## Input
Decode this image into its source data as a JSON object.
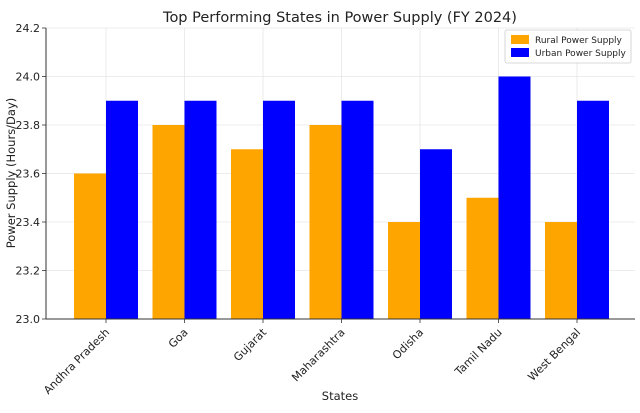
{
  "chart_data": {
    "type": "bar",
    "title": "Top Performing States in Power Supply (FY 2024)",
    "xlabel": "States",
    "ylabel": "Power Supply (Hours/Day)",
    "categories": [
      "Andhra Pradesh",
      "Goa",
      "Gujarat",
      "Maharashtra",
      "Odisha",
      "Tamil Nadu",
      "West Bengal"
    ],
    "series": [
      {
        "name": "Rural Power Supply",
        "color": "#FFA500",
        "values": [
          23.6,
          23.8,
          23.7,
          23.8,
          23.4,
          23.5,
          23.4
        ]
      },
      {
        "name": "Urban Power Supply",
        "color": "#0000FF",
        "values": [
          23.9,
          23.9,
          23.9,
          23.9,
          23.7,
          24.0,
          23.9
        ]
      }
    ],
    "ylim": [
      23.0,
      24.2
    ],
    "yticks": [
      "23.0",
      "23.2",
      "23.4",
      "23.6",
      "23.8",
      "24.0",
      "24.2"
    ],
    "grid": true,
    "legend_position": "top-right"
  }
}
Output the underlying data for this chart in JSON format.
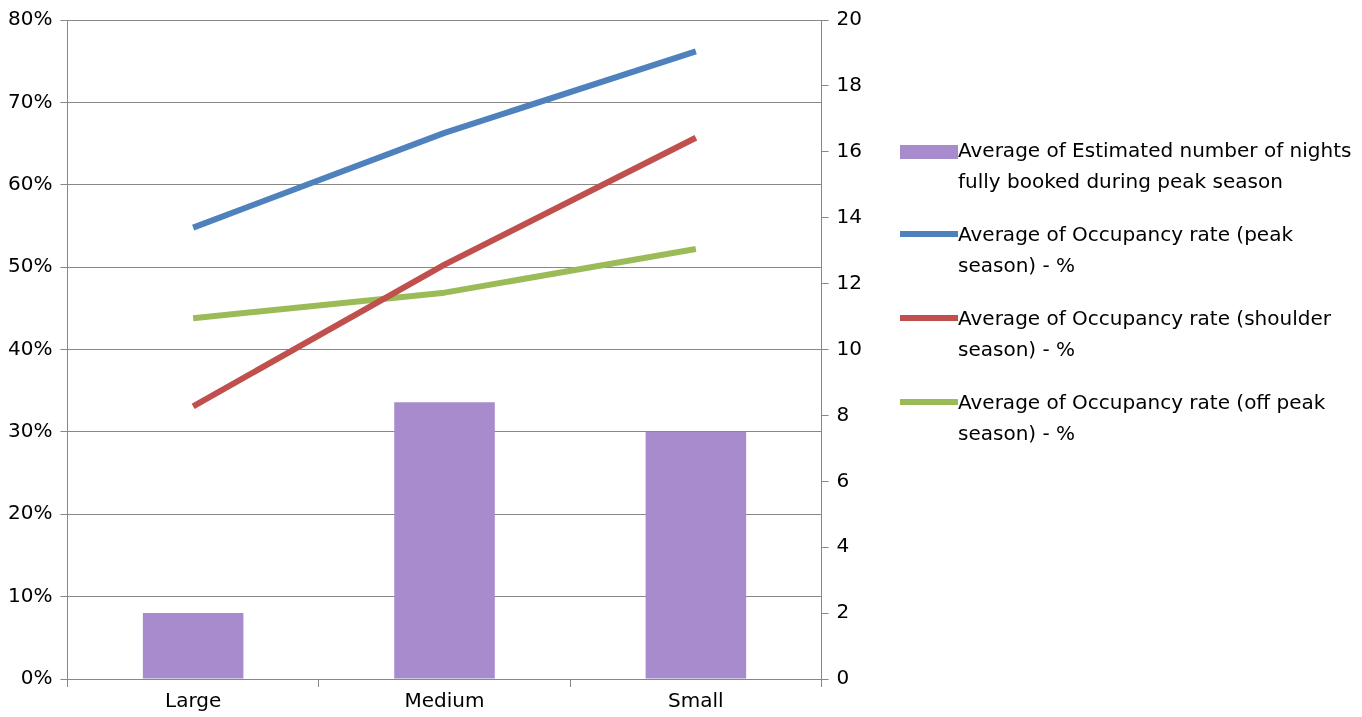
{
  "chart_data": {
    "type": "bar",
    "categories": [
      "Large",
      "Medium",
      "Small"
    ],
    "series": [
      {
        "name": "Average of Estimated number of nights fully booked during peak season",
        "axis": "y2",
        "color": "#a78bcc",
        "values": [
          2.0,
          8.4,
          7.5
        ]
      },
      {
        "name": "Average of Occupancy rate (peak season) - %",
        "type": "line",
        "color": "#4f81bd",
        "values": [
          54.8,
          66.3,
          76.2
        ]
      },
      {
        "name": "Average of Occupancy rate (shoulder season) - %",
        "type": "line",
        "color": "#c0504d",
        "values": [
          33.1,
          50.3,
          65.7
        ]
      },
      {
        "name": "Average of Occupancy rate (off peak season) - %",
        "type": "line",
        "color": "#9bbb59",
        "values": [
          43.8,
          46.9,
          52.2
        ]
      }
    ],
    "ylim": [
      0,
      80
    ],
    "yticks": [
      {
        "value": 0,
        "label": "0%"
      },
      {
        "value": 10,
        "label": "10%"
      },
      {
        "value": 20,
        "label": "20%"
      },
      {
        "value": 30,
        "label": "30%"
      },
      {
        "value": 40,
        "label": "40%"
      },
      {
        "value": 50,
        "label": "50%"
      },
      {
        "value": 60,
        "label": "60%"
      },
      {
        "value": 70,
        "label": "70%"
      },
      {
        "value": 80,
        "label": "80%"
      }
    ],
    "y2lim": [
      0,
      20
    ],
    "y2ticks": [
      0,
      2,
      4,
      6,
      8,
      10,
      12,
      14,
      16,
      18,
      20
    ],
    "grid": "y",
    "legend": "right",
    "marker": "none",
    "line_style": "solid"
  }
}
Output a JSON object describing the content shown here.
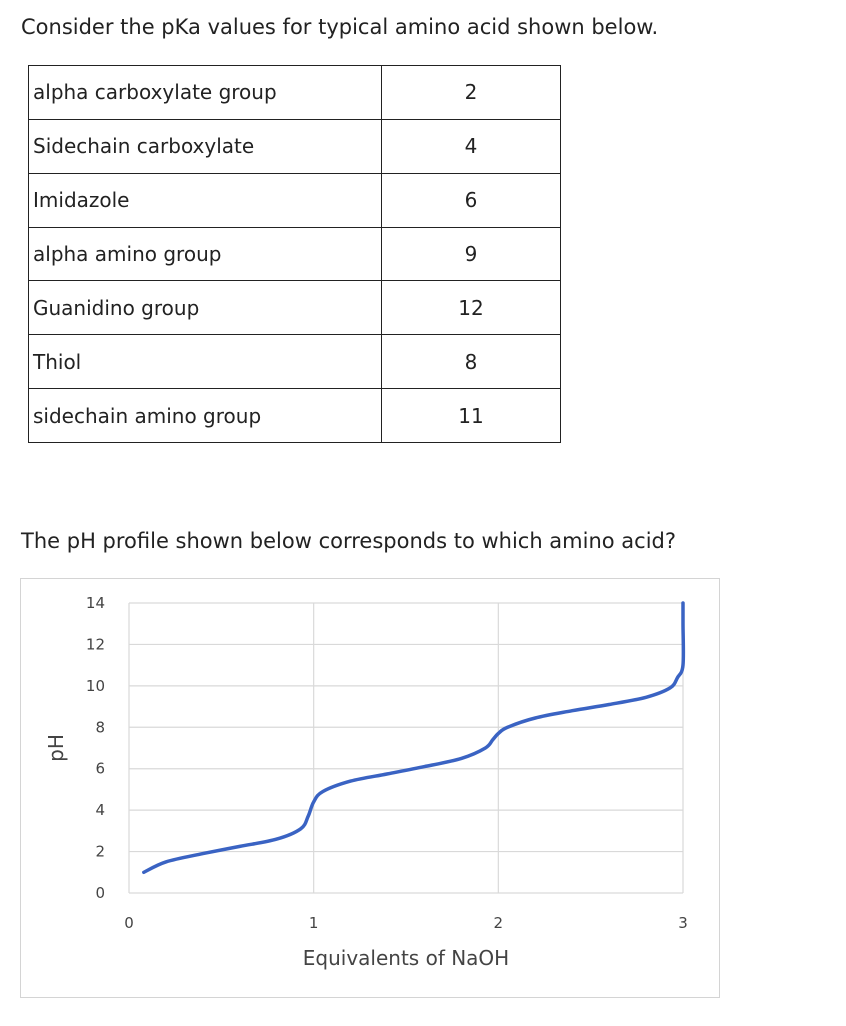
{
  "intro_text": "Consider the pKa values for typical amino acid shown below.",
  "pka_table": {
    "rows": [
      {
        "group": "alpha carboxylate group",
        "value": "2"
      },
      {
        "group": "Sidechain carboxylate",
        "value": "4"
      },
      {
        "group": "Imidazole",
        "value": "6"
      },
      {
        "group": "alpha amino group",
        "value": "9"
      },
      {
        "group": "Guanidino group",
        "value": "12"
      },
      {
        "group": "Thiol",
        "value": "8"
      },
      {
        "group": "sidechain amino group",
        "value": "11"
      }
    ]
  },
  "question_text": "The pH profile shown below corresponds to which amino acid?",
  "chart_data": {
    "type": "line",
    "xlabel": "Equivalents of NaOH",
    "ylabel": "pH",
    "xlim": [
      0,
      3
    ],
    "ylim": [
      0,
      14
    ],
    "xticks": [
      "0",
      "1",
      "2",
      "3"
    ],
    "yticks": [
      "0",
      "2",
      "4",
      "6",
      "8",
      "10",
      "12",
      "14"
    ],
    "grid": true,
    "line_color": "#3a63c3",
    "grid_color": "#d9d9d9",
    "series": [
      {
        "x": [
          0.08,
          0.2,
          0.4,
          0.6,
          0.8,
          0.93,
          0.97,
          1.0,
          1.05,
          1.2,
          1.4,
          1.6,
          1.8,
          1.93,
          1.97,
          2.0,
          2.05,
          2.2,
          2.4,
          2.6,
          2.8,
          2.93,
          2.97,
          3.0,
          3.0,
          3.0
        ],
        "y": [
          1.0,
          1.5,
          1.9,
          2.25,
          2.6,
          3.1,
          3.7,
          4.4,
          4.9,
          5.4,
          5.75,
          6.1,
          6.5,
          7.0,
          7.4,
          7.7,
          8.0,
          8.45,
          8.8,
          9.1,
          9.45,
          9.9,
          10.4,
          11.0,
          13.0,
          14.0
        ]
      }
    ]
  }
}
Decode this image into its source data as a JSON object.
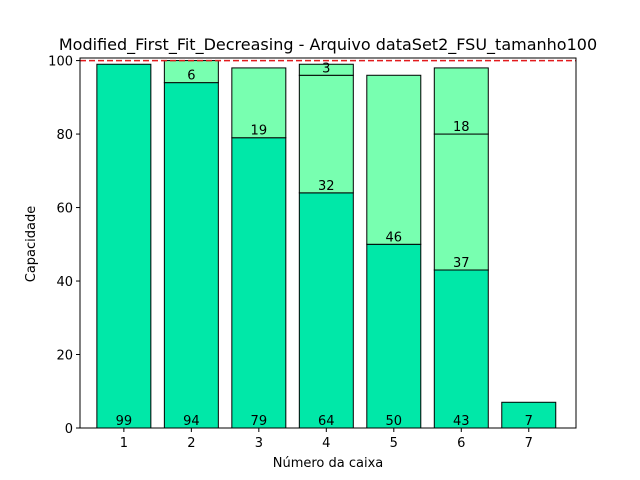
{
  "chart_data": {
    "type": "bar",
    "title": "Modified_First_Fit_Decreasing - Arquivo dataSet2_FSU_tamanho100",
    "xlabel": "Número da caixa",
    "ylabel": "Capacidade",
    "categories": [
      "1",
      "2",
      "3",
      "4",
      "5",
      "6",
      "7"
    ],
    "xlim": [
      0.35,
      7.7
    ],
    "ylim": [
      0,
      100.7
    ],
    "yticks": [
      0,
      20,
      40,
      60,
      80,
      100
    ],
    "capacity_line": 100,
    "grid": false,
    "bins": [
      [
        99
      ],
      [
        94,
        6
      ],
      [
        79,
        19
      ],
      [
        64,
        32,
        3
      ],
      [
        50,
        46
      ],
      [
        43,
        37,
        18
      ],
      [
        7
      ]
    ],
    "colors": [
      "#00e8a8",
      "#78ffb0"
    ],
    "capacity_line_color": "#e31a1c"
  }
}
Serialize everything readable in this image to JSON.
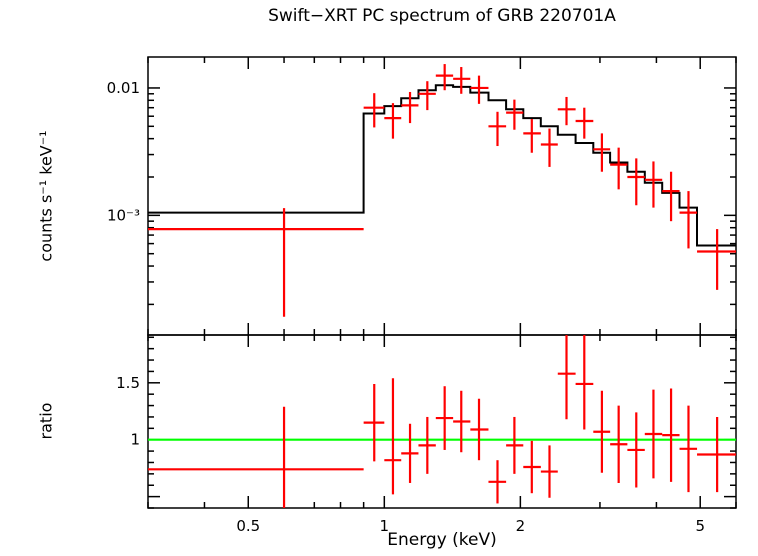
{
  "chart_data": {
    "type": "scatter",
    "title": "Swift−XRT PC spectrum of GRB 220701A",
    "xlabel": "Energy (keV)",
    "xscale": "log",
    "xlim": [
      0.3,
      6.0
    ],
    "xticks": {
      "major": [
        0.5,
        1,
        2,
        5
      ],
      "labels": [
        "0.5",
        "1",
        "2",
        "5"
      ]
    },
    "grid": false,
    "legend": "none",
    "colors": {
      "data": "#ff0000",
      "model": "#000000",
      "reference": "#00ff00",
      "axis": "#000000",
      "background": "#ffffff"
    },
    "panels": [
      {
        "name": "spectrum",
        "ylabel": "counts s⁻¹ keV⁻¹",
        "yscale": "log",
        "ylim": [
          0.000115,
          0.0175
        ],
        "yticks": {
          "major": [
            0.001,
            0.01
          ],
          "labels": [
            "10⁻³",
            "0.01"
          ]
        },
        "model_steps": [
          [
            0.3,
            0.9,
            0.00105
          ],
          [
            0.9,
            1.0,
            0.0063
          ],
          [
            1.0,
            1.09,
            0.0072
          ],
          [
            1.09,
            1.19,
            0.0083
          ],
          [
            1.19,
            1.3,
            0.0096
          ],
          [
            1.3,
            1.42,
            0.0105
          ],
          [
            1.42,
            1.55,
            0.0102
          ],
          [
            1.55,
            1.7,
            0.0092
          ],
          [
            1.7,
            1.86,
            0.008
          ],
          [
            1.86,
            2.03,
            0.0068
          ],
          [
            2.03,
            2.22,
            0.0058
          ],
          [
            2.22,
            2.42,
            0.005
          ],
          [
            2.42,
            2.65,
            0.0043
          ],
          [
            2.65,
            2.9,
            0.0037
          ],
          [
            2.9,
            3.16,
            0.0031
          ],
          [
            3.16,
            3.45,
            0.0026
          ],
          [
            3.45,
            3.77,
            0.0022
          ],
          [
            3.77,
            4.12,
            0.0018
          ],
          [
            4.12,
            4.5,
            0.0015
          ],
          [
            4.5,
            4.92,
            0.00115
          ],
          [
            4.92,
            6.0,
            0.00058
          ]
        ],
        "data_points": [
          [
            0.6,
            0.3,
            0.9,
            0.00078,
            0.00062,
            0.00036
          ],
          [
            0.95,
            0.9,
            1.0,
            0.007,
            0.0021,
            0.0021
          ],
          [
            1.045,
            1.0,
            1.09,
            0.0058,
            0.0018,
            0.0018
          ],
          [
            1.14,
            1.09,
            1.19,
            0.0073,
            0.002,
            0.002
          ],
          [
            1.245,
            1.19,
            1.3,
            0.009,
            0.0023,
            0.0023
          ],
          [
            1.36,
            1.3,
            1.42,
            0.0125,
            0.0029,
            0.0029
          ],
          [
            1.48,
            1.42,
            1.55,
            0.0118,
            0.0028,
            0.0028
          ],
          [
            1.62,
            1.55,
            1.7,
            0.01,
            0.0025,
            0.0025
          ],
          [
            1.78,
            1.7,
            1.86,
            0.005,
            0.0015,
            0.0015
          ],
          [
            1.94,
            1.86,
            2.03,
            0.0064,
            0.0017,
            0.0017
          ],
          [
            2.12,
            2.03,
            2.22,
            0.0044,
            0.0013,
            0.0013
          ],
          [
            2.32,
            2.22,
            2.42,
            0.0036,
            0.0012,
            0.0012
          ],
          [
            2.53,
            2.42,
            2.65,
            0.0068,
            0.0017,
            0.0017
          ],
          [
            2.77,
            2.65,
            2.9,
            0.0055,
            0.0015,
            0.0015
          ],
          [
            3.03,
            2.9,
            3.16,
            0.0033,
            0.0011,
            0.0011
          ],
          [
            3.3,
            3.16,
            3.45,
            0.0025,
            0.0009,
            0.0009
          ],
          [
            3.61,
            3.45,
            3.77,
            0.002,
            0.0008,
            0.0008
          ],
          [
            3.94,
            3.77,
            4.12,
            0.0019,
            0.00075,
            0.00075
          ],
          [
            4.31,
            4.12,
            4.5,
            0.00155,
            0.00065,
            0.00065
          ],
          [
            4.71,
            4.5,
            4.92,
            0.00105,
            0.0005,
            0.0005
          ],
          [
            5.45,
            4.92,
            6.0,
            0.00052,
            0.00026,
            0.00026
          ]
        ]
      },
      {
        "name": "ratio",
        "ylabel": "ratio",
        "yscale": "linear",
        "ylim": [
          0.4,
          1.92
        ],
        "yticks": {
          "major": [
            0.5,
            1,
            1.5
          ],
          "labels": [
            "",
            "1",
            "1.5"
          ],
          "minor_step": 0.1
        },
        "reference_line": {
          "y": 1,
          "color": "#00ff00"
        },
        "data_points": [
          [
            0.6,
            0.3,
            0.9,
            0.74,
            0.58,
            0.55
          ],
          [
            0.95,
            0.9,
            1.0,
            1.15,
            0.34,
            0.34
          ],
          [
            1.045,
            1.0,
            1.09,
            0.82,
            0.3,
            0.72
          ],
          [
            1.14,
            1.09,
            1.19,
            0.88,
            0.26,
            0.26
          ],
          [
            1.245,
            1.19,
            1.3,
            0.95,
            0.25,
            0.25
          ],
          [
            1.36,
            1.3,
            1.42,
            1.19,
            0.28,
            0.28
          ],
          [
            1.48,
            1.42,
            1.55,
            1.16,
            0.27,
            0.27
          ],
          [
            1.62,
            1.55,
            1.7,
            1.09,
            0.27,
            0.27
          ],
          [
            1.78,
            1.7,
            1.86,
            0.63,
            0.19,
            0.19
          ],
          [
            1.94,
            1.86,
            2.03,
            0.95,
            0.25,
            0.25
          ],
          [
            2.12,
            2.03,
            2.22,
            0.76,
            0.23,
            0.23
          ],
          [
            2.32,
            2.22,
            2.42,
            0.72,
            0.23,
            0.23
          ],
          [
            2.53,
            2.42,
            2.65,
            1.58,
            0.4,
            0.44
          ],
          [
            2.77,
            2.65,
            2.9,
            1.49,
            0.4,
            0.44
          ],
          [
            3.03,
            2.9,
            3.16,
            1.07,
            0.36,
            0.36
          ],
          [
            3.3,
            3.16,
            3.45,
            0.96,
            0.34,
            0.34
          ],
          [
            3.61,
            3.45,
            3.77,
            0.91,
            0.33,
            0.33
          ],
          [
            3.94,
            3.77,
            4.12,
            1.05,
            0.39,
            0.39
          ],
          [
            4.31,
            4.12,
            4.5,
            1.04,
            0.41,
            0.41
          ],
          [
            4.71,
            4.5,
            4.92,
            0.92,
            0.38,
            0.38
          ],
          [
            5.45,
            4.92,
            6.0,
            0.87,
            0.33,
            0.33
          ]
        ]
      }
    ]
  }
}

## Problem requirements
Check each line of the records above for the word "spectrum", then give the number of lines that have it, with no other words.

## Answer to the task
2